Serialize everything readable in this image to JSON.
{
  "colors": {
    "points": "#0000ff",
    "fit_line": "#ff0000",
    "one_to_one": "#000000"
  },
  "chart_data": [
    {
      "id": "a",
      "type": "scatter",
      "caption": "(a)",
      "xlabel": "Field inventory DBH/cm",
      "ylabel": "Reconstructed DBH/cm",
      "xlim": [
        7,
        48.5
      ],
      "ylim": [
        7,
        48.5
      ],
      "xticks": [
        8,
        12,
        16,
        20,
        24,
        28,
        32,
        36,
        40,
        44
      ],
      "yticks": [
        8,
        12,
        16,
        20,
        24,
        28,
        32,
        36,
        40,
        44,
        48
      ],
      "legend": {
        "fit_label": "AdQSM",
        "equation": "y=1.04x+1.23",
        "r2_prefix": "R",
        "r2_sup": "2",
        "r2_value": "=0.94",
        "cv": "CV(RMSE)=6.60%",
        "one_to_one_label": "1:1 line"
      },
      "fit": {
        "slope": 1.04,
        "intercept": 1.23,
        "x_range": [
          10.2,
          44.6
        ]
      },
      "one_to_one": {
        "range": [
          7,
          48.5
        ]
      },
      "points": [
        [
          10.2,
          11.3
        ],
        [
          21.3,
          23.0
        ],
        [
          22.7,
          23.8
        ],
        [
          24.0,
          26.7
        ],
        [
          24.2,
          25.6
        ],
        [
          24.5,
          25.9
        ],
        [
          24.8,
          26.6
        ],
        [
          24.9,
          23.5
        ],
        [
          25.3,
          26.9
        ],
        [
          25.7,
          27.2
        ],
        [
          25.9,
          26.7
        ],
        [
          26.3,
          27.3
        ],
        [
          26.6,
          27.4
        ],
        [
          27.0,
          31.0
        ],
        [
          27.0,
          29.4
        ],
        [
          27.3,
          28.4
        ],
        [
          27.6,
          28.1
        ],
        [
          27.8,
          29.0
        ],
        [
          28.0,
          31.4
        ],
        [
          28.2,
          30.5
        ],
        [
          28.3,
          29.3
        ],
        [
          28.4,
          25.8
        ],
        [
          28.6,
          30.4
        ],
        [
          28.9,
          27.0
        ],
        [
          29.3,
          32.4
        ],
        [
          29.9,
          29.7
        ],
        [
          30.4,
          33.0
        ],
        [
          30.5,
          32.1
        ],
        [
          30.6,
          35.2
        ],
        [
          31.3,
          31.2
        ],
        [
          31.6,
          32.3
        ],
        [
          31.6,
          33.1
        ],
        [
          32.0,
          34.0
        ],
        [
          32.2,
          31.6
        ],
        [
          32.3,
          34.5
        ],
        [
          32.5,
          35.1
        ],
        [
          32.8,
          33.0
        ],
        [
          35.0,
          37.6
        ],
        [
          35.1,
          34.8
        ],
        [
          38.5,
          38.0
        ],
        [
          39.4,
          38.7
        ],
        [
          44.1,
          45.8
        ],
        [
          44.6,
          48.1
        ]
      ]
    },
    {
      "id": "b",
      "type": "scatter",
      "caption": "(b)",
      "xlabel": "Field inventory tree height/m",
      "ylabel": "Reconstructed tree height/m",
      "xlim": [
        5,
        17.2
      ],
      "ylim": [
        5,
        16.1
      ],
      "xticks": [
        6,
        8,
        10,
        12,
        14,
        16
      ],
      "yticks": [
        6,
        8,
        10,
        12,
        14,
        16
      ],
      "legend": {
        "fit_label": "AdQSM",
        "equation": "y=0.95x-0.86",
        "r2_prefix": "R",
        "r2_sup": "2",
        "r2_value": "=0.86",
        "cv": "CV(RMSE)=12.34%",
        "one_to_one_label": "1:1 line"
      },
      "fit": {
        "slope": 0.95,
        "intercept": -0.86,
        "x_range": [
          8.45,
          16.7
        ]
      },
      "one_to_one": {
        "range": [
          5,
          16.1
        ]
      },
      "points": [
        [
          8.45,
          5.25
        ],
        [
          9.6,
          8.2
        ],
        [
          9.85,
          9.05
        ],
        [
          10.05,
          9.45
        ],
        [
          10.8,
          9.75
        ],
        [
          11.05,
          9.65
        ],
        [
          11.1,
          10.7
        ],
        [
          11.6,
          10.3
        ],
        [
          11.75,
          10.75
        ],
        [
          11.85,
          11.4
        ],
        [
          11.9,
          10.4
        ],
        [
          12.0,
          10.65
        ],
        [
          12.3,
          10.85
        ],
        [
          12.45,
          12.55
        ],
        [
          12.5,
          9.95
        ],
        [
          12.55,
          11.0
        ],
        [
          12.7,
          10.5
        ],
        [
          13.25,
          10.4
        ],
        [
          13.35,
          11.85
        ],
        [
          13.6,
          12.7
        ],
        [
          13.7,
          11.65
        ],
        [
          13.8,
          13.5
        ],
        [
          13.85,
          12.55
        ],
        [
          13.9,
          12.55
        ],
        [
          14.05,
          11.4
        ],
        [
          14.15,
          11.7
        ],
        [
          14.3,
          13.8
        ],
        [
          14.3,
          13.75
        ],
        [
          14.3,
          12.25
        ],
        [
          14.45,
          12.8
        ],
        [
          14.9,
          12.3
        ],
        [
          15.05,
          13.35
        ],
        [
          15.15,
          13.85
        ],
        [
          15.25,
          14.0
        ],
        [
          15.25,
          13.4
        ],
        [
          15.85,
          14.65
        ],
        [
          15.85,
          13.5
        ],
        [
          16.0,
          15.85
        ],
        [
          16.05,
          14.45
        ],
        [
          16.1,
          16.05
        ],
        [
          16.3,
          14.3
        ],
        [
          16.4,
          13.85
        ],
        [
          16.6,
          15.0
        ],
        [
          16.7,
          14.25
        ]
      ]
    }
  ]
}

→ AIM OF THE EXERCISE: Please set down each line of the records exactly as given.

→ THE COMPLETED TASK:
Serialize everything readable in this image to JSON.
{
  "colors": {
    "points": "#0000ff",
    "fit_line": "#ff0000",
    "one_to_one": "#000000"
  },
  "chart_data": [
    {
      "id": "a",
      "type": "scatter",
      "caption": "(a)",
      "xlabel": "Field inventory DBH/cm",
      "ylabel": "Reconstructed DBH/cm",
      "xlim": [
        7,
        48.5
      ],
      "ylim": [
        7,
        48.5
      ],
      "xticks": [
        8,
        12,
        16,
        20,
        24,
        28,
        32,
        36,
        40,
        44
      ],
      "yticks": [
        8,
        12,
        16,
        20,
        24,
        28,
        32,
        36,
        40,
        44,
        48
      ],
      "legend": {
        "fit_label": "AdQSM",
        "equation": "y=1.04x+1.23",
        "r2_prefix": "R",
        "r2_sup": "2",
        "r2_value": "=0.94",
        "cv": "CV(RMSE)=6.60%",
        "one_to_one_label": "1:1 line"
      },
      "fit": {
        "slope": 1.04,
        "intercept": 1.23,
        "x_range": [
          10.2,
          44.6
        ]
      },
      "one_to_one": {
        "range": [
          7,
          48.5
        ]
      },
      "points": [
        [
          10.2,
          11.3
        ],
        [
          21.3,
          23.0
        ],
        [
          22.7,
          23.8
        ],
        [
          24.0,
          26.7
        ],
        [
          24.2,
          25.6
        ],
        [
          24.5,
          25.9
        ],
        [
          24.8,
          26.6
        ],
        [
          24.9,
          23.5
        ],
        [
          25.3,
          26.9
        ],
        [
          25.7,
          27.2
        ],
        [
          25.9,
          26.7
        ],
        [
          26.3,
          27.3
        ],
        [
          26.6,
          27.4
        ],
        [
          27.0,
          31.0
        ],
        [
          27.0,
          29.4
        ],
        [
          27.3,
          28.4
        ],
        [
          27.6,
          28.1
        ],
        [
          27.8,
          29.0
        ],
        [
          28.0,
          31.4
        ],
        [
          28.2,
          30.5
        ],
        [
          28.3,
          29.3
        ],
        [
          28.4,
          25.8
        ],
        [
          28.6,
          30.4
        ],
        [
          28.9,
          27.0
        ],
        [
          29.3,
          32.4
        ],
        [
          29.9,
          29.7
        ],
        [
          30.4,
          33.0
        ],
        [
          30.5,
          32.1
        ],
        [
          30.6,
          35.2
        ],
        [
          31.3,
          31.2
        ],
        [
          31.6,
          32.3
        ],
        [
          31.6,
          33.1
        ],
        [
          32.0,
          34.0
        ],
        [
          32.2,
          31.6
        ],
        [
          32.3,
          34.5
        ],
        [
          32.5,
          35.1
        ],
        [
          32.8,
          33.0
        ],
        [
          35.0,
          37.6
        ],
        [
          35.1,
          34.8
        ],
        [
          38.5,
          38.0
        ],
        [
          39.4,
          38.7
        ],
        [
          44.1,
          45.8
        ],
        [
          44.6,
          48.1
        ]
      ]
    },
    {
      "id": "b",
      "type": "scatter",
      "caption": "(b)",
      "xlabel": "Field inventory tree height/m",
      "ylabel": "Reconstructed tree height/m",
      "xlim": [
        5,
        17.2
      ],
      "ylim": [
        5,
        16.1
      ],
      "xticks": [
        6,
        8,
        10,
        12,
        14,
        16
      ],
      "yticks": [
        6,
        8,
        10,
        12,
        14,
        16
      ],
      "legend": {
        "fit_label": "AdQSM",
        "equation": "y=0.95x-0.86",
        "r2_prefix": "R",
        "r2_sup": "2",
        "r2_value": "=0.86",
        "cv": "CV(RMSE)=12.34%",
        "one_to_one_label": "1:1 line"
      },
      "fit": {
        "slope": 0.95,
        "intercept": -0.86,
        "x_range": [
          8.45,
          16.7
        ]
      },
      "one_to_one": {
        "range": [
          5,
          16.1
        ]
      },
      "points": [
        [
          8.45,
          5.25
        ],
        [
          9.6,
          8.2
        ],
        [
          9.85,
          9.05
        ],
        [
          10.05,
          9.45
        ],
        [
          10.8,
          9.75
        ],
        [
          11.05,
          9.65
        ],
        [
          11.1,
          10.7
        ],
        [
          11.6,
          10.3
        ],
        [
          11.75,
          10.75
        ],
        [
          11.85,
          11.4
        ],
        [
          11.9,
          10.4
        ],
        [
          12.0,
          10.65
        ],
        [
          12.3,
          10.85
        ],
        [
          12.45,
          12.55
        ],
        [
          12.5,
          9.95
        ],
        [
          12.55,
          11.0
        ],
        [
          12.7,
          10.5
        ],
        [
          13.25,
          10.4
        ],
        [
          13.35,
          11.85
        ],
        [
          13.6,
          12.7
        ],
        [
          13.7,
          11.65
        ],
        [
          13.8,
          13.5
        ],
        [
          13.85,
          12.55
        ],
        [
          13.9,
          12.55
        ],
        [
          14.05,
          11.4
        ],
        [
          14.15,
          11.7
        ],
        [
          14.3,
          13.8
        ],
        [
          14.3,
          13.75
        ],
        [
          14.3,
          12.25
        ],
        [
          14.45,
          12.8
        ],
        [
          14.9,
          12.3
        ],
        [
          15.05,
          13.35
        ],
        [
          15.15,
          13.85
        ],
        [
          15.25,
          14.0
        ],
        [
          15.25,
          13.4
        ],
        [
          15.85,
          14.65
        ],
        [
          15.85,
          13.5
        ],
        [
          16.0,
          15.85
        ],
        [
          16.05,
          14.45
        ],
        [
          16.1,
          16.05
        ],
        [
          16.3,
          14.3
        ],
        [
          16.4,
          13.85
        ],
        [
          16.6,
          15.0
        ],
        [
          16.7,
          14.25
        ]
      ]
    }
  ]
}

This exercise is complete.